▸ To do
Pick out all lines in the listing holding the string "RANCH" and copy them.

— start —

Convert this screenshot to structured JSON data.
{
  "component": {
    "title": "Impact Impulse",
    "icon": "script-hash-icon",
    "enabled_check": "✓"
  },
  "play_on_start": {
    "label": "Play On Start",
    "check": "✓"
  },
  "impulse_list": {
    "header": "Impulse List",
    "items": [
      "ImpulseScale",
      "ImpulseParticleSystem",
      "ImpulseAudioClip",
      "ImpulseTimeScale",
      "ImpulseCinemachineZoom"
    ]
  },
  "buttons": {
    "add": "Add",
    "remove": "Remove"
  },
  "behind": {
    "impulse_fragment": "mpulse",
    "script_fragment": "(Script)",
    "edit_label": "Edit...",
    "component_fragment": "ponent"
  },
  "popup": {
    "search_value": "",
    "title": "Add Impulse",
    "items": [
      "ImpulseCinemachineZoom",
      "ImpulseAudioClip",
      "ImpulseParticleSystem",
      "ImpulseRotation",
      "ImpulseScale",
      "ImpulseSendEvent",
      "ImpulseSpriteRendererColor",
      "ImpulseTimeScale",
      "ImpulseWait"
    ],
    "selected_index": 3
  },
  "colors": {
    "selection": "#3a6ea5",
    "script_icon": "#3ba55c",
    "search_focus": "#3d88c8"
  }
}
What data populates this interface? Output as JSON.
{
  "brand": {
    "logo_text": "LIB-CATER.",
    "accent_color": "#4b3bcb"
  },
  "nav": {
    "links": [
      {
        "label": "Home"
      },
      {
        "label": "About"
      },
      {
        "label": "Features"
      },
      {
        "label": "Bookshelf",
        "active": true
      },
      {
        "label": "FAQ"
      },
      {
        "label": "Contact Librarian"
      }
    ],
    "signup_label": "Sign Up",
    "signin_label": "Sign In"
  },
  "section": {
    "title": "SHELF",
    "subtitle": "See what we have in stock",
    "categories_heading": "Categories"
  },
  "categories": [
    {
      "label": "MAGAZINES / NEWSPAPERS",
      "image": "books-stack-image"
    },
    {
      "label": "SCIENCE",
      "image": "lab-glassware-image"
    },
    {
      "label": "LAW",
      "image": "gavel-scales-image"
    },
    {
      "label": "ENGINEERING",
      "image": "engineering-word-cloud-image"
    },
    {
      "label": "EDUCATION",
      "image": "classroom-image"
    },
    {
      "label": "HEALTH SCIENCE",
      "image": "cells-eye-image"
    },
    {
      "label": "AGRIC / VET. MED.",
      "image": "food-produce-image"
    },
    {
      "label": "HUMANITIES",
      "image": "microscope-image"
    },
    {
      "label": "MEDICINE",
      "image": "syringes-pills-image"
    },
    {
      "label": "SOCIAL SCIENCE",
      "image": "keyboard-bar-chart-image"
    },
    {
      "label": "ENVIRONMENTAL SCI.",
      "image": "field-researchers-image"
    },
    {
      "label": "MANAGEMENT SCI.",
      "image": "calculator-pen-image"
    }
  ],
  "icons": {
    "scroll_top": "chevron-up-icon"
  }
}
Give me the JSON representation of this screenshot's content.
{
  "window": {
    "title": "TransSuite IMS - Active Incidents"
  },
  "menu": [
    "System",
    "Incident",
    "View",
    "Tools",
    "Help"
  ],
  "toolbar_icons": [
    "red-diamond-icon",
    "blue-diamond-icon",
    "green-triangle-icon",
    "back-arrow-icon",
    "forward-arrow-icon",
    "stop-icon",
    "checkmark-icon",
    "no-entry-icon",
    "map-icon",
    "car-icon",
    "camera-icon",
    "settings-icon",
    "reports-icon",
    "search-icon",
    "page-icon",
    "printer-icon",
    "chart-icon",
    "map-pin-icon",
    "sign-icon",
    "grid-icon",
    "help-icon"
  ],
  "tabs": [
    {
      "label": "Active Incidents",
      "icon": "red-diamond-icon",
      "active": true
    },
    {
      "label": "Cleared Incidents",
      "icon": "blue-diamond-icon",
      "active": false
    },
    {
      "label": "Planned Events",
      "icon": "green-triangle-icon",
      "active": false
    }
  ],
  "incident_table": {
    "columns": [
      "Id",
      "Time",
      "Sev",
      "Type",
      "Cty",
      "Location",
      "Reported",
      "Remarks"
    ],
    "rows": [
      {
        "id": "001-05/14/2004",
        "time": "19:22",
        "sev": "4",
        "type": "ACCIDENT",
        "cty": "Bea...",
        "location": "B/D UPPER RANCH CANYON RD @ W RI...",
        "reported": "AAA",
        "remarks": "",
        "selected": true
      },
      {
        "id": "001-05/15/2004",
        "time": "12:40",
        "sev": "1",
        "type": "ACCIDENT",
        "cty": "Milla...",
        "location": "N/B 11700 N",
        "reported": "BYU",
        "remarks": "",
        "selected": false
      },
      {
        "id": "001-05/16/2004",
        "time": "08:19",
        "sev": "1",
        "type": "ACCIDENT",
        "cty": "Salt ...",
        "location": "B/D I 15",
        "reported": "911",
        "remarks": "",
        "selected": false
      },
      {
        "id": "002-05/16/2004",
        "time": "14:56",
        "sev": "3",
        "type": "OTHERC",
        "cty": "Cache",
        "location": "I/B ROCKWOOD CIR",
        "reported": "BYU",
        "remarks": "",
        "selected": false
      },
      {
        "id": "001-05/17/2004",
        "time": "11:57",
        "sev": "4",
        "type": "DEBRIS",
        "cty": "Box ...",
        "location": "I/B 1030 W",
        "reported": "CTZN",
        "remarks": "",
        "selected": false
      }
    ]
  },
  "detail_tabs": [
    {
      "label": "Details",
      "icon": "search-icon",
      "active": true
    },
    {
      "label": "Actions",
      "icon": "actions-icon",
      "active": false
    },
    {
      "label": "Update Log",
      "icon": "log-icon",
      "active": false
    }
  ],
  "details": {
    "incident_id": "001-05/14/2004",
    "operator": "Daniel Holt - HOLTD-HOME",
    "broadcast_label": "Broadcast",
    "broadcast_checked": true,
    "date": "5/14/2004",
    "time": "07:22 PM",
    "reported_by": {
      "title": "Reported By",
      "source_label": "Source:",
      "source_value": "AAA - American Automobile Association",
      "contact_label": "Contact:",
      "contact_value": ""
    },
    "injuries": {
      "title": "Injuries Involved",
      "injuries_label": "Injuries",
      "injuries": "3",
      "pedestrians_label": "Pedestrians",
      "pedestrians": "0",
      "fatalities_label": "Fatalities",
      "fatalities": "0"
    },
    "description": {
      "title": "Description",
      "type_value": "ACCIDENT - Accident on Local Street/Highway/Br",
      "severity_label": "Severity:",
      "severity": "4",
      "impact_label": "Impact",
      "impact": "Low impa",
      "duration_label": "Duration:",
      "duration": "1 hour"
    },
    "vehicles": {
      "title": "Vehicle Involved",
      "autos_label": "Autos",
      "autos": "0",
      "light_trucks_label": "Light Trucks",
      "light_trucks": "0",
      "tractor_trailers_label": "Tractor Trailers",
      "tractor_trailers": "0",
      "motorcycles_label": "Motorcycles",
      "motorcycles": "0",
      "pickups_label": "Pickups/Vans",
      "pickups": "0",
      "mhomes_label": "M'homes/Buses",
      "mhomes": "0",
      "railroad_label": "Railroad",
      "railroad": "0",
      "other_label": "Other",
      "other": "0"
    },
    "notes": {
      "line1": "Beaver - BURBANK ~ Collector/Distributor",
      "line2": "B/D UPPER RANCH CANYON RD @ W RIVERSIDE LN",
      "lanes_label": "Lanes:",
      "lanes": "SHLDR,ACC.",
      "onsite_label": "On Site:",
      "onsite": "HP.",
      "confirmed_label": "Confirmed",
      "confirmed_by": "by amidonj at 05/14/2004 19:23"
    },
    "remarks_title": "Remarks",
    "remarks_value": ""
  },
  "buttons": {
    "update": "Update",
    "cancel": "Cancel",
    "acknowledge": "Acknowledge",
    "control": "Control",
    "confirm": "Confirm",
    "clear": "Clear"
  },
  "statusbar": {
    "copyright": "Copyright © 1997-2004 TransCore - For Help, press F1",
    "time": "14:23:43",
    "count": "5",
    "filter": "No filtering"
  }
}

— end —

▸ Task solution
        "location": "B/D UPPER RANCH CANYON RD @ W RI...",
      "line2": "B/D UPPER RANCH CANYON RD @ W RIVERSIDE LN",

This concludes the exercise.